▶ TASK DIRECTIONS: Only the pictures are left out: repeat the rest of the entries exactly.

(Stored records)
----
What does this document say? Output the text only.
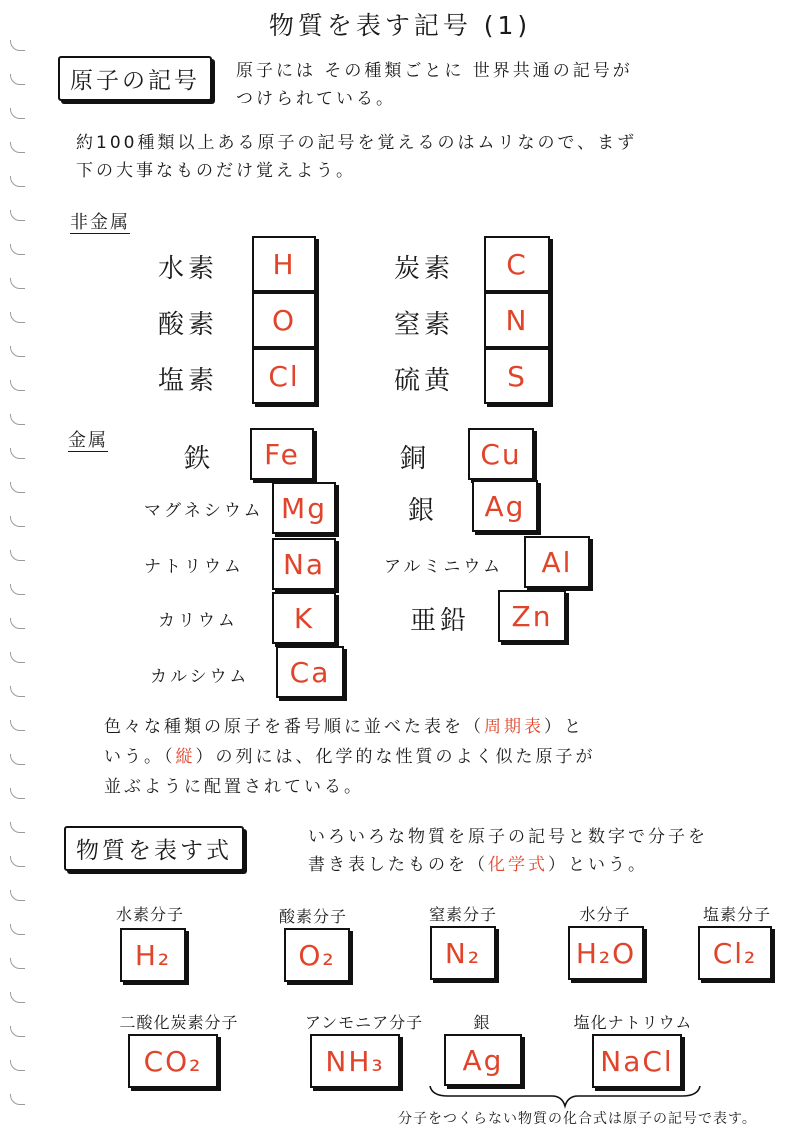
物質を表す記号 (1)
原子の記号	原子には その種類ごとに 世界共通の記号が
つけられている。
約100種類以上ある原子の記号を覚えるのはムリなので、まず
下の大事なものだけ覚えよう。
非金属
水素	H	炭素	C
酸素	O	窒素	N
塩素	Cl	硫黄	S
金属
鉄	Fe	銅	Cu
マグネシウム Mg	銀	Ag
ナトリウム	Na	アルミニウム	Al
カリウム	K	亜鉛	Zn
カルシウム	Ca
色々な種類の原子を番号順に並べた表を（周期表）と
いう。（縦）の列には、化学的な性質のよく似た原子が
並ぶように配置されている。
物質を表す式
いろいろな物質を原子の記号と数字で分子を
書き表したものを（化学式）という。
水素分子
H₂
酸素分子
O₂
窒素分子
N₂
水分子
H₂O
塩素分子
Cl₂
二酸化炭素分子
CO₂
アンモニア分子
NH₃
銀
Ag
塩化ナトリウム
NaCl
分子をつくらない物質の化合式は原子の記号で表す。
----
▶ TASK RESULT:
What does this document say? Output the text only.
物質を表す記号 (1)
原子の記号	原子には その種類ごとに 世界共通の記号が
つけられている。
約100種類以上ある原子の記号を覚えるのはムリなので、まず
下の大事なものだけ覚えよう。
非金属
水素	H	炭素	C
酸素	O	窒素	N
塩素	Cl	硫黄	S
金属
鉄	Fe	銅	Cu
マグネシウム Mg	銀	Ag
ナトリウム	Na	アルミニウム	Al
カリウム	K	亜鉛	Zn
カルシウム	Ca
色々な種類の原子を番号順に並べた表を（周期表）と
いう。（縦）の列には、化学的な性質のよく似た原子が
並ぶように配置されている。
物質を表す式
いろいろな物質を原子の記号と数字で分子を
書き表したものを（化学式）という。
水素分子
H₂
酸素分子
O₂
窒素分子
N₂
水分子
H₂O
塩素分子
Cl₂
二酸化炭素分子
CO₂
アンモニア分子
NH₃
銀
Ag
塩化ナトリウム
NaCl
分子をつくらない物質の化合式は原子の記号で表す。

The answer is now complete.